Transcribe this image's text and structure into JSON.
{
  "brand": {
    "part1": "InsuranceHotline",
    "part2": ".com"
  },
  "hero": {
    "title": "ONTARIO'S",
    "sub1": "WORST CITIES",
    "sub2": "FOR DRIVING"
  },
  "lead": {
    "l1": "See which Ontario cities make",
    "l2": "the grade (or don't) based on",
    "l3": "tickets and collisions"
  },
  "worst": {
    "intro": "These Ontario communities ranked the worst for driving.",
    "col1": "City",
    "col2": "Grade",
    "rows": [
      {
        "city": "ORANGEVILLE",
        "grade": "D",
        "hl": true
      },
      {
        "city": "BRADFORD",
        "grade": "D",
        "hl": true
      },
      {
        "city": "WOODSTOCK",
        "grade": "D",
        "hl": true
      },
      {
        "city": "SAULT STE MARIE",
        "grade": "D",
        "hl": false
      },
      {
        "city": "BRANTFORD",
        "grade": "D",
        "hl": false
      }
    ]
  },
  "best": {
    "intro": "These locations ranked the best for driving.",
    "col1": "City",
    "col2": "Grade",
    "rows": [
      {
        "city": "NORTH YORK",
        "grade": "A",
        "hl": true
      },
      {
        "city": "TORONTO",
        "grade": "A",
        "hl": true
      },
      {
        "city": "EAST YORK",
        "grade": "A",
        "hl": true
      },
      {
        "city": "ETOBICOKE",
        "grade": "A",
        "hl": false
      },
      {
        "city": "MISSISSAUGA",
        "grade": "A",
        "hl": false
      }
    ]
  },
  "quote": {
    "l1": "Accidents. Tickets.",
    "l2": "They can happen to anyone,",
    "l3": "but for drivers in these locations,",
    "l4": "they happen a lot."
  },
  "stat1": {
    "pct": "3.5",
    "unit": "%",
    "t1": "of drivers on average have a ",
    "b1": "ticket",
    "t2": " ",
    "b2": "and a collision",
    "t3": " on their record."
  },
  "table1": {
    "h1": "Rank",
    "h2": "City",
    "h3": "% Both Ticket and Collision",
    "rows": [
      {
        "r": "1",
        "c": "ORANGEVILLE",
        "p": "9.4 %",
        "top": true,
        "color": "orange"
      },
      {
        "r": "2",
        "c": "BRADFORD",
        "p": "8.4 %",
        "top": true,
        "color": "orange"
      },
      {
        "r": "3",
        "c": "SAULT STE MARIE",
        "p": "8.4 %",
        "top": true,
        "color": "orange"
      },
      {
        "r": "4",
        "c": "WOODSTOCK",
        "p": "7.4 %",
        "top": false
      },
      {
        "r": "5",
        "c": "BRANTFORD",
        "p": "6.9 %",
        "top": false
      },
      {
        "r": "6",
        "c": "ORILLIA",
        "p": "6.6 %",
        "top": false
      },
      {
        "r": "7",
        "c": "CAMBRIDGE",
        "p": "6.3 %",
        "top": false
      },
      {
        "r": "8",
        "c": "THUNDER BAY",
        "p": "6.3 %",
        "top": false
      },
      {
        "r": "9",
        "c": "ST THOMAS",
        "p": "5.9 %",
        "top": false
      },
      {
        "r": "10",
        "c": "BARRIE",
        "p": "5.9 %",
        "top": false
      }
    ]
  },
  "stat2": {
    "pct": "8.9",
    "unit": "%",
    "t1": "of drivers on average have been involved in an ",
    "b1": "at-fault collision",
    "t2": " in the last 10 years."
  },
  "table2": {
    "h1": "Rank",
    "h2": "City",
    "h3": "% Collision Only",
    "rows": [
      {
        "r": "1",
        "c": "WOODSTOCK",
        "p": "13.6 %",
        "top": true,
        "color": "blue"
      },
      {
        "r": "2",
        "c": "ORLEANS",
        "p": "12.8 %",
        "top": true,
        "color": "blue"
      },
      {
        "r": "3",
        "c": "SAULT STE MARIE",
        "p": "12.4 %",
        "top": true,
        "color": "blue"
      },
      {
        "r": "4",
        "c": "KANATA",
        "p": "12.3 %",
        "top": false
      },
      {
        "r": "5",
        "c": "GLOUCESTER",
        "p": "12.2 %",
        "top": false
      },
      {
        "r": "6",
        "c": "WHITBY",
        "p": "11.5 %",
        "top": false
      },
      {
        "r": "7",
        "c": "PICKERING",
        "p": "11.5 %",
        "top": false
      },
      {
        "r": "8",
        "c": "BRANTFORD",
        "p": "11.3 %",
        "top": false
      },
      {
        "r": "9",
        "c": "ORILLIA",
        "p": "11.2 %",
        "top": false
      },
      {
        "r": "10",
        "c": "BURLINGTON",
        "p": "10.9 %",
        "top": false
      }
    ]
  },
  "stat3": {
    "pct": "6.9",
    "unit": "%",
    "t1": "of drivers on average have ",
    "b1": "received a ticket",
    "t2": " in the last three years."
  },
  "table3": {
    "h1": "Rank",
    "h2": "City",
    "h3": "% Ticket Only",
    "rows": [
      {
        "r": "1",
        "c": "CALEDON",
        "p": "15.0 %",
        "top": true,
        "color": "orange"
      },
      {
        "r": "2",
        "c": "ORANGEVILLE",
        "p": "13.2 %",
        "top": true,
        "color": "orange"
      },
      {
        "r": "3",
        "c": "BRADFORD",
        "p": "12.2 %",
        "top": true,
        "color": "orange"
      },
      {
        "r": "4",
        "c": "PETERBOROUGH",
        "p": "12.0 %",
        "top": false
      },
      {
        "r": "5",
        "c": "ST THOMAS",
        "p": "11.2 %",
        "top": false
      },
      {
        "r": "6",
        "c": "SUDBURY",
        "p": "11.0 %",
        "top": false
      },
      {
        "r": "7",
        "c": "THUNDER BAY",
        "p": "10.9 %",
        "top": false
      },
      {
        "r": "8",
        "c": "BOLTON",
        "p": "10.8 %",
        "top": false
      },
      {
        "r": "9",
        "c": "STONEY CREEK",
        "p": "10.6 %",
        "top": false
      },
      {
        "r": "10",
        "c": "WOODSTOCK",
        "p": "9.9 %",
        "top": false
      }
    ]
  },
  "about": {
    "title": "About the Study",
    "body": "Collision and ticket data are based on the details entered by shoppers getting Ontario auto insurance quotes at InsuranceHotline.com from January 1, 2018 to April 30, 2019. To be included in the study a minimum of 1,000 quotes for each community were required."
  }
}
================
THE EXERCISE: From the data above, copy each line that holds "title".

CORRECT ANSWER:
    "title": "ONTARIO'S",
    "title": "About the Study",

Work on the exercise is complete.